_Directive_
Exclude the pictures, then repeat the remaining data exactly.

_Data rows_
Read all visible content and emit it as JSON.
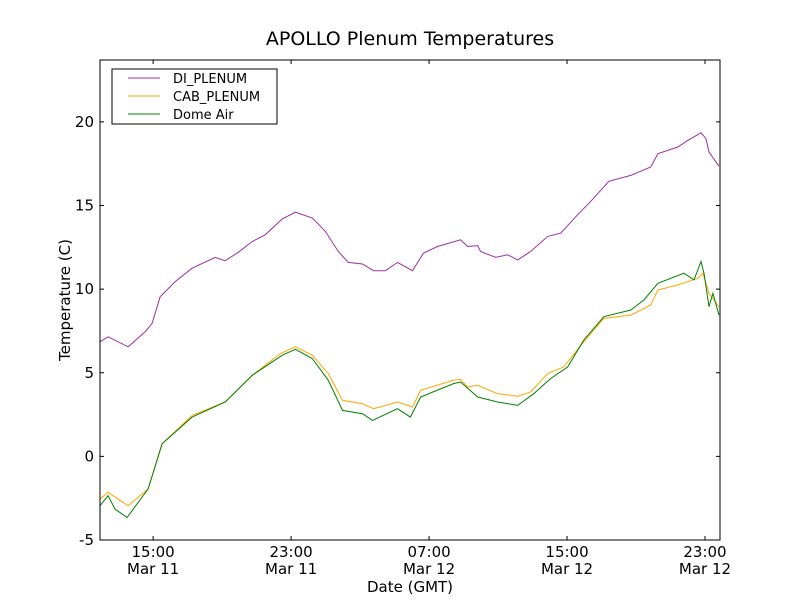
{
  "chart_data": {
    "type": "line",
    "title": "APOLLO Plenum Temperatures",
    "xlabel": "Date (GMT)",
    "ylabel": "Temperature (C)",
    "x_units": "hours since Mar 11 00:00 GMT",
    "xlim": [
      11.92,
      47.87
    ],
    "ylim": [
      -5,
      23.7
    ],
    "grid": false,
    "legend_position": "top-left",
    "x_ticks": [
      {
        "value": 15,
        "label_time": "15:00",
        "label_date": "Mar 11"
      },
      {
        "value": 23,
        "label_time": "23:00",
        "label_date": "Mar 11"
      },
      {
        "value": 31,
        "label_time": "07:00",
        "label_date": "Mar 12"
      },
      {
        "value": 39,
        "label_time": "15:00",
        "label_date": "Mar 12"
      },
      {
        "value": 47,
        "label_time": "23:00",
        "label_date": "Mar 12"
      }
    ],
    "y_ticks": [
      {
        "value": -5,
        "label": "-5"
      },
      {
        "value": 0,
        "label": "0"
      },
      {
        "value": 5,
        "label": "5"
      },
      {
        "value": 10,
        "label": "10"
      },
      {
        "value": 15,
        "label": "15"
      },
      {
        "value": 20,
        "label": "20"
      }
    ],
    "series": [
      {
        "name": "DI_PLENUM",
        "color": "#9b309b",
        "x": [
          11.92,
          12.39,
          13.55,
          14.54,
          14.94,
          15.41,
          16.28,
          17.26,
          18.6,
          19.18,
          19.94,
          20.75,
          21.5,
          22.49,
          23.25,
          24.23,
          24.99,
          25.74,
          26.32,
          27.14,
          27.78,
          28.47,
          29.17,
          30.04,
          30.68,
          31.49,
          32.83,
          33.23,
          33.82,
          33.99,
          34.86,
          35.56,
          36.14,
          36.89,
          37.88,
          38.64,
          39.62,
          40.38,
          41.42,
          42.7,
          43.86,
          44.27,
          45.43,
          46.01,
          46.77,
          47.06,
          47.23,
          47.81
        ],
        "y": [
          6.85,
          7.15,
          6.55,
          7.45,
          7.95,
          9.55,
          10.45,
          11.25,
          11.9,
          11.7,
          12.2,
          12.85,
          13.25,
          14.2,
          14.6,
          14.25,
          13.45,
          12.25,
          11.6,
          11.5,
          11.1,
          11.1,
          11.6,
          11.1,
          12.15,
          12.55,
          12.95,
          12.55,
          12.6,
          12.25,
          11.9,
          12.05,
          11.75,
          12.25,
          13.15,
          13.35,
          14.45,
          15.25,
          16.45,
          16.8,
          17.3,
          18.1,
          18.5,
          18.9,
          19.35,
          19.0,
          18.2,
          17.35
        ]
      },
      {
        "name": "CAB_PLENUM",
        "color": "#ffa500",
        "x": [
          11.92,
          12.39,
          13.55,
          14.71,
          15.52,
          17.26,
          19.18,
          20.75,
          22.38,
          23.25,
          24.23,
          25.16,
          25.98,
          27.14,
          27.78,
          29.17,
          30.04,
          30.51,
          32.42,
          32.83,
          33.23,
          33.82,
          34.98,
          36.14,
          36.89,
          37.88,
          38.81,
          39.97,
          41.13,
          42.7,
          43.86,
          44.27,
          45.43,
          46.59,
          46.88,
          47.23,
          47.81
        ],
        "y": [
          -2.55,
          -2.15,
          -2.95,
          -1.95,
          0.75,
          2.45,
          3.25,
          4.85,
          6.15,
          6.55,
          6.05,
          4.95,
          3.35,
          3.15,
          2.85,
          3.25,
          2.95,
          3.95,
          4.55,
          4.6,
          4.15,
          4.25,
          3.75,
          3.6,
          3.85,
          4.95,
          5.35,
          6.85,
          8.25,
          8.45,
          9.05,
          9.95,
          10.25,
          10.65,
          10.95,
          9.75,
          8.95
        ]
      },
      {
        "name": "Dome Air",
        "color": "#008000",
        "x": [
          11.92,
          12.39,
          12.79,
          13.49,
          14.71,
          15.52,
          17.26,
          19.18,
          20.75,
          22.49,
          23.25,
          24.23,
          25.16,
          25.98,
          27.14,
          27.72,
          29.17,
          29.92,
          30.51,
          32.42,
          32.83,
          33.82,
          34.98,
          36.14,
          37.07,
          38.05,
          39.04,
          39.97,
          41.13,
          42.7,
          43.46,
          44.27,
          45.78,
          46.36,
          46.77,
          46.94,
          47.23,
          47.46,
          47.81
        ],
        "y": [
          -2.95,
          -2.35,
          -3.15,
          -3.65,
          -1.95,
          0.75,
          2.35,
          3.25,
          4.85,
          6.05,
          6.4,
          5.85,
          4.55,
          2.75,
          2.55,
          2.15,
          2.85,
          2.35,
          3.55,
          4.35,
          4.45,
          3.55,
          3.25,
          3.05,
          3.75,
          4.65,
          5.35,
          6.95,
          8.35,
          8.75,
          9.35,
          10.35,
          10.95,
          10.55,
          11.65,
          10.95,
          8.95,
          9.75,
          8.45
        ]
      }
    ]
  }
}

_Answer to this exercise_
Read all visible content and emit it as JSON.
{
  "chart_data": {
    "type": "line",
    "title": "APOLLO Plenum Temperatures",
    "xlabel": "Date (GMT)",
    "ylabel": "Temperature (C)",
    "x_units": "hours since Mar 11 00:00 GMT",
    "xlim": [
      11.92,
      47.87
    ],
    "ylim": [
      -5,
      23.7
    ],
    "grid": false,
    "legend_position": "top-left",
    "x_ticks": [
      {
        "value": 15,
        "label_time": "15:00",
        "label_date": "Mar 11"
      },
      {
        "value": 23,
        "label_time": "23:00",
        "label_date": "Mar 11"
      },
      {
        "value": 31,
        "label_time": "07:00",
        "label_date": "Mar 12"
      },
      {
        "value": 39,
        "label_time": "15:00",
        "label_date": "Mar 12"
      },
      {
        "value": 47,
        "label_time": "23:00",
        "label_date": "Mar 12"
      }
    ],
    "y_ticks": [
      {
        "value": -5,
        "label": "-5"
      },
      {
        "value": 0,
        "label": "0"
      },
      {
        "value": 5,
        "label": "5"
      },
      {
        "value": 10,
        "label": "10"
      },
      {
        "value": 15,
        "label": "15"
      },
      {
        "value": 20,
        "label": "20"
      }
    ],
    "series": [
      {
        "name": "DI_PLENUM",
        "color": "#9b309b",
        "x": [
          11.92,
          12.39,
          13.55,
          14.54,
          14.94,
          15.41,
          16.28,
          17.26,
          18.6,
          19.18,
          19.94,
          20.75,
          21.5,
          22.49,
          23.25,
          24.23,
          24.99,
          25.74,
          26.32,
          27.14,
          27.78,
          28.47,
          29.17,
          30.04,
          30.68,
          31.49,
          32.83,
          33.23,
          33.82,
          33.99,
          34.86,
          35.56,
          36.14,
          36.89,
          37.88,
          38.64,
          39.62,
          40.38,
          41.42,
          42.7,
          43.86,
          44.27,
          45.43,
          46.01,
          46.77,
          47.06,
          47.23,
          47.81
        ],
        "y": [
          6.85,
          7.15,
          6.55,
          7.45,
          7.95,
          9.55,
          10.45,
          11.25,
          11.9,
          11.7,
          12.2,
          12.85,
          13.25,
          14.2,
          14.6,
          14.25,
          13.45,
          12.25,
          11.6,
          11.5,
          11.1,
          11.1,
          11.6,
          11.1,
          12.15,
          12.55,
          12.95,
          12.55,
          12.6,
          12.25,
          11.9,
          12.05,
          11.75,
          12.25,
          13.15,
          13.35,
          14.45,
          15.25,
          16.45,
          16.8,
          17.3,
          18.1,
          18.5,
          18.9,
          19.35,
          19.0,
          18.2,
          17.35
        ]
      },
      {
        "name": "CAB_PLENUM",
        "color": "#ffa500",
        "x": [
          11.92,
          12.39,
          13.55,
          14.71,
          15.52,
          17.26,
          19.18,
          20.75,
          22.38,
          23.25,
          24.23,
          25.16,
          25.98,
          27.14,
          27.78,
          29.17,
          30.04,
          30.51,
          32.42,
          32.83,
          33.23,
          33.82,
          34.98,
          36.14,
          36.89,
          37.88,
          38.81,
          39.97,
          41.13,
          42.7,
          43.86,
          44.27,
          45.43,
          46.59,
          46.88,
          47.23,
          47.81
        ],
        "y": [
          -2.55,
          -2.15,
          -2.95,
          -1.95,
          0.75,
          2.45,
          3.25,
          4.85,
          6.15,
          6.55,
          6.05,
          4.95,
          3.35,
          3.15,
          2.85,
          3.25,
          2.95,
          3.95,
          4.55,
          4.6,
          4.15,
          4.25,
          3.75,
          3.6,
          3.85,
          4.95,
          5.35,
          6.85,
          8.25,
          8.45,
          9.05,
          9.95,
          10.25,
          10.65,
          10.95,
          9.75,
          8.95
        ]
      },
      {
        "name": "Dome Air",
        "color": "#008000",
        "x": [
          11.92,
          12.39,
          12.79,
          13.49,
          14.71,
          15.52,
          17.26,
          19.18,
          20.75,
          22.49,
          23.25,
          24.23,
          25.16,
          25.98,
          27.14,
          27.72,
          29.17,
          29.92,
          30.51,
          32.42,
          32.83,
          33.82,
          34.98,
          36.14,
          37.07,
          38.05,
          39.04,
          39.97,
          41.13,
          42.7,
          43.46,
          44.27,
          45.78,
          46.36,
          46.77,
          46.94,
          47.23,
          47.46,
          47.81
        ],
        "y": [
          -2.95,
          -2.35,
          -3.15,
          -3.65,
          -1.95,
          0.75,
          2.35,
          3.25,
          4.85,
          6.05,
          6.4,
          5.85,
          4.55,
          2.75,
          2.55,
          2.15,
          2.85,
          2.35,
          3.55,
          4.35,
          4.45,
          3.55,
          3.25,
          3.05,
          3.75,
          4.65,
          5.35,
          6.95,
          8.35,
          8.75,
          9.35,
          10.35,
          10.95,
          10.55,
          11.65,
          10.95,
          8.95,
          9.75,
          8.45
        ]
      }
    ]
  }
}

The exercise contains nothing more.